### Instruction
Transcribe the records verbatim, starting at the beginning of the records and ending with the line that contains "Bar [507,373,525,398]", including that line.

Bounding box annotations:
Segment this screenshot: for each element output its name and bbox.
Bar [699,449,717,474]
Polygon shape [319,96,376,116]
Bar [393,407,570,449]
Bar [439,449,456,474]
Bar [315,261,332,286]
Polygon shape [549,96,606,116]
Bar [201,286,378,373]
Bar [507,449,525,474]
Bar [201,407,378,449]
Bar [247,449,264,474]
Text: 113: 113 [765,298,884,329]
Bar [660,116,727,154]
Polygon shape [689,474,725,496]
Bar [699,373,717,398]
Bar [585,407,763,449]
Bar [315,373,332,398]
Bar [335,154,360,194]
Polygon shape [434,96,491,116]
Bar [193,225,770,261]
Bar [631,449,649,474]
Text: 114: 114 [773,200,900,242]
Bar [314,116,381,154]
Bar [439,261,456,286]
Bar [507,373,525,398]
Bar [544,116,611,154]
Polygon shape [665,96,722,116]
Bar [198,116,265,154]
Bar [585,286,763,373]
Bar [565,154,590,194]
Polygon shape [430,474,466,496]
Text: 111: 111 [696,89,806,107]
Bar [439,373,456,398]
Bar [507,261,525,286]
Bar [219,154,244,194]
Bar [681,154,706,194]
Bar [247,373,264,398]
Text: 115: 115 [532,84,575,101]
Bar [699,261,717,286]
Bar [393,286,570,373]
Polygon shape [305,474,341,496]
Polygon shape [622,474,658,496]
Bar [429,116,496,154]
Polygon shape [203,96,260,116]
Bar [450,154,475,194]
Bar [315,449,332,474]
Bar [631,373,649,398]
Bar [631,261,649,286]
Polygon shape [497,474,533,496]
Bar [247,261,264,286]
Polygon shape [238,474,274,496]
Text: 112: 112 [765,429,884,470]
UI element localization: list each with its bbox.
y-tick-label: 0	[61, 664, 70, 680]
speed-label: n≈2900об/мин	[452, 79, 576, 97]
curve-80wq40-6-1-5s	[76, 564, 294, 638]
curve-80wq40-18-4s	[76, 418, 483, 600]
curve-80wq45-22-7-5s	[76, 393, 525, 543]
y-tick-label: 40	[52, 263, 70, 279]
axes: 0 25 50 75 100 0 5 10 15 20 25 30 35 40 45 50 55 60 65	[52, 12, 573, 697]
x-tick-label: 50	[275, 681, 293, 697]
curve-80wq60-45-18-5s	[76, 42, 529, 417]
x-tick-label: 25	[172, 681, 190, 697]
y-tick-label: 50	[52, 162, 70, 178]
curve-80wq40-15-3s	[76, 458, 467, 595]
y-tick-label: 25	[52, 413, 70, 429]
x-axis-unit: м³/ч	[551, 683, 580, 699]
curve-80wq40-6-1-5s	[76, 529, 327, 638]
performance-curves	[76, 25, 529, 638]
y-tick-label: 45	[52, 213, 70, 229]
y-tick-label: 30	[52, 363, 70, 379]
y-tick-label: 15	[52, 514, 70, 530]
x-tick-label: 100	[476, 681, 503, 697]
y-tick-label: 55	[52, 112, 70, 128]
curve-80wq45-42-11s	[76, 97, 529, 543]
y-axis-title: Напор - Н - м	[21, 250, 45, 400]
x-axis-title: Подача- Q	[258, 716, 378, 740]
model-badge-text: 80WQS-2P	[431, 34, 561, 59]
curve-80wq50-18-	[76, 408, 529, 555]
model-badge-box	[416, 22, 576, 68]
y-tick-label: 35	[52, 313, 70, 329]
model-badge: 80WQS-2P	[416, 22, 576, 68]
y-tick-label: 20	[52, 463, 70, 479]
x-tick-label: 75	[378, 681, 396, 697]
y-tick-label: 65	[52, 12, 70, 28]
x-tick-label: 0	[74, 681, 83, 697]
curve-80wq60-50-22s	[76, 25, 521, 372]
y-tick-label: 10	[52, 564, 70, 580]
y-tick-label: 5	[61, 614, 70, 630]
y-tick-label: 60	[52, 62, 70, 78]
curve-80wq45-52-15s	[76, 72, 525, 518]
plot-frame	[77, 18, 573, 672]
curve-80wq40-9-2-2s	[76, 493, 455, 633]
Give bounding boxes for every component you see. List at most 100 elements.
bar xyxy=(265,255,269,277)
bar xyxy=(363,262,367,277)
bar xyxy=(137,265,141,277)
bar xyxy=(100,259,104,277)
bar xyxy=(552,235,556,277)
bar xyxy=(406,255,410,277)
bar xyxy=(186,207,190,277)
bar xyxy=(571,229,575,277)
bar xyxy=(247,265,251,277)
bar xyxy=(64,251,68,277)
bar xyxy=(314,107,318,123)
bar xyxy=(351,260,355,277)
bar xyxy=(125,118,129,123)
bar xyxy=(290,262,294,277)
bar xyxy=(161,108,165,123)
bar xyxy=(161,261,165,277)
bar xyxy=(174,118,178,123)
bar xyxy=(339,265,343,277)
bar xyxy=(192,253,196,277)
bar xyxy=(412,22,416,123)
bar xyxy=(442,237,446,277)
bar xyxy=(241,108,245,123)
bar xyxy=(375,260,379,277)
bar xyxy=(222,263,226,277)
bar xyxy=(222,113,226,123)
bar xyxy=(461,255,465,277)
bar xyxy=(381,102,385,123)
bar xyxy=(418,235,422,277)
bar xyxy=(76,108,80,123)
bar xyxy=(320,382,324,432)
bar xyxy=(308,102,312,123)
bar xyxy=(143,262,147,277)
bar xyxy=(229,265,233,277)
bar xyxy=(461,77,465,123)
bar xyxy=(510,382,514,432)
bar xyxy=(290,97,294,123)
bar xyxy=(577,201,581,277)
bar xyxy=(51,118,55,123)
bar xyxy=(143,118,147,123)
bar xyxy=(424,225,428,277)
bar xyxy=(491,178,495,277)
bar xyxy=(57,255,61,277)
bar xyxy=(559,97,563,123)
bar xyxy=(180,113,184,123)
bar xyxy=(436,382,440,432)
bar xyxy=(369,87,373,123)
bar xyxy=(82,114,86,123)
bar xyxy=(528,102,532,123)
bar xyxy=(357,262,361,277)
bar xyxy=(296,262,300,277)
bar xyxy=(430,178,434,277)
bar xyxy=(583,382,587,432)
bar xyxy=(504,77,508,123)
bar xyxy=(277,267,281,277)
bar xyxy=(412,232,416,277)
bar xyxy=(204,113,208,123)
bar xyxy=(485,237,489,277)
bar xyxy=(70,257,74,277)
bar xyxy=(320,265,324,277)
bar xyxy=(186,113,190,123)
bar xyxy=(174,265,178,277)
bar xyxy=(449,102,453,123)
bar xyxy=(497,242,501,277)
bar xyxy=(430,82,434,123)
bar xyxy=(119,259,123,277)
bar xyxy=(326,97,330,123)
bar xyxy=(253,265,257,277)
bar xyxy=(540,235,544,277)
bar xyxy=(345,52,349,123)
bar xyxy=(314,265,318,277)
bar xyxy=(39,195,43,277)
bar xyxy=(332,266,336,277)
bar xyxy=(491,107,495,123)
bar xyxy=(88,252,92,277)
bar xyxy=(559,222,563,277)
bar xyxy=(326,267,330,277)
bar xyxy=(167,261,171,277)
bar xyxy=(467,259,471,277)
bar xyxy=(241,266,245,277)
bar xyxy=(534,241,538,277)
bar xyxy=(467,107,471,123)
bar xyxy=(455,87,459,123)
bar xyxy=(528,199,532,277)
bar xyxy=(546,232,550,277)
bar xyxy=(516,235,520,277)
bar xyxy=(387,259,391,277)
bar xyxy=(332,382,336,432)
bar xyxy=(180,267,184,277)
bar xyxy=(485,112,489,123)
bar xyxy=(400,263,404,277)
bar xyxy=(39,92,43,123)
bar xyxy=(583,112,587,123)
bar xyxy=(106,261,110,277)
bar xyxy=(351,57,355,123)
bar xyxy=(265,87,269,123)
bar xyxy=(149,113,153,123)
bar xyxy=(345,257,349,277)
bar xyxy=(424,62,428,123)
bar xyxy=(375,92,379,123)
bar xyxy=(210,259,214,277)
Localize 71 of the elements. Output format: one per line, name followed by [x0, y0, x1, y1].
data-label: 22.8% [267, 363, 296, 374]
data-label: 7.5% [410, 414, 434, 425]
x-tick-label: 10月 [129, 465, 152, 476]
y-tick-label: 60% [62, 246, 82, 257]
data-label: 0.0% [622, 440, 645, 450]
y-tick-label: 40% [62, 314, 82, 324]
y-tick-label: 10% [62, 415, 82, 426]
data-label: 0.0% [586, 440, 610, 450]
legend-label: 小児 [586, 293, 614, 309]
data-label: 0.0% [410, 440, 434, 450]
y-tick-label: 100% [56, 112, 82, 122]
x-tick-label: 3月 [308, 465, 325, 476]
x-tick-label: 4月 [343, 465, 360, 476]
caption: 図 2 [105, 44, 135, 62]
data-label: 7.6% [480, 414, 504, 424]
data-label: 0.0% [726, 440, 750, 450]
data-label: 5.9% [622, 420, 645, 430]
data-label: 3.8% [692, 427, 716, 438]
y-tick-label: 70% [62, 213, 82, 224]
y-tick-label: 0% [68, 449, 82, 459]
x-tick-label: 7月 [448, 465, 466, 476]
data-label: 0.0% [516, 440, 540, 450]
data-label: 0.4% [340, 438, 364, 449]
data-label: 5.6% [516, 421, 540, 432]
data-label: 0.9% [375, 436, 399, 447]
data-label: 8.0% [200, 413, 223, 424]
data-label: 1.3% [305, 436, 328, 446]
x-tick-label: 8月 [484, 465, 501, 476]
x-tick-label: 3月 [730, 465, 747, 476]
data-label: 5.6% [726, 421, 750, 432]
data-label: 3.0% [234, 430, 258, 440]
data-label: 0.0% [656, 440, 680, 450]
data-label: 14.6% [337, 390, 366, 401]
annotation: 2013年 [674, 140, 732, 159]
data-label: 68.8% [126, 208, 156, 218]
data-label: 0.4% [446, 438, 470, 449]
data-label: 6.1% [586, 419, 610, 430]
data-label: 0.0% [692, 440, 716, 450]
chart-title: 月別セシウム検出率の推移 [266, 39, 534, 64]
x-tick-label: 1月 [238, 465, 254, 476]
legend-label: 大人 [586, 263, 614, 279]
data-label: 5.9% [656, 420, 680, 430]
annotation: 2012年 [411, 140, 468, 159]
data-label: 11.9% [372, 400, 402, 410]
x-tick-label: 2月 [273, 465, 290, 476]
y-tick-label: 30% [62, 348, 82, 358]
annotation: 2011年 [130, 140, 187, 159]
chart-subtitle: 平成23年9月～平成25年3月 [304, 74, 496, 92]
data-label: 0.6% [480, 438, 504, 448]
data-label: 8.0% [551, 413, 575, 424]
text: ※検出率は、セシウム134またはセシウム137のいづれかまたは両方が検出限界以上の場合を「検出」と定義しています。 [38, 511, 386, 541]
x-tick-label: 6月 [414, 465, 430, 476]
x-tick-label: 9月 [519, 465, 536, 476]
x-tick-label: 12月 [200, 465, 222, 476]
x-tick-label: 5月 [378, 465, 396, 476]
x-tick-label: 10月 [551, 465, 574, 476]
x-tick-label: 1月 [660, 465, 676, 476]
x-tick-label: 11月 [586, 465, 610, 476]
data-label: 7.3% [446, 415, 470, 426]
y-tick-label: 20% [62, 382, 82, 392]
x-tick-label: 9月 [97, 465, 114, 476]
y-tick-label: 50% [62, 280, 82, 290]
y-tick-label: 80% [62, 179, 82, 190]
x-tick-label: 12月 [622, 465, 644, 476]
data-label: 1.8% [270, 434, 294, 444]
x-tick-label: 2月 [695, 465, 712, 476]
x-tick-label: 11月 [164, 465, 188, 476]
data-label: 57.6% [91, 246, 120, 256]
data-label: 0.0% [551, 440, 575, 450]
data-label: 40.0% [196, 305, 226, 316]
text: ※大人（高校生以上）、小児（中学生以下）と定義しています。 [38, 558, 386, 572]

### Finished task
Segment this screenshot: for each element output its name and bbox.
Bar [699,449,717,474]
Polygon shape [319,96,376,116]
Bar [393,407,570,449]
Bar [439,449,456,474]
Bar [315,261,332,286]
Polygon shape [549,96,606,116]
Bar [201,286,378,373]
Bar [507,449,525,474]
Bar [201,407,378,449]
Bar [247,449,264,474]
Text: 113: 113 [765,298,884,329]
Bar [660,116,727,154]
Polygon shape [689,474,725,496]
Bar [699,373,717,398]
Bar [585,407,763,449]
Bar [315,373,332,398]
Bar [335,154,360,194]
Polygon shape [434,96,491,116]
Bar [193,225,770,261]
Bar [631,449,649,474]
Text: 114: 114 [773,200,900,242]
Bar [314,116,381,154]
Bar [439,261,456,286]
Bar [507,373,525,398]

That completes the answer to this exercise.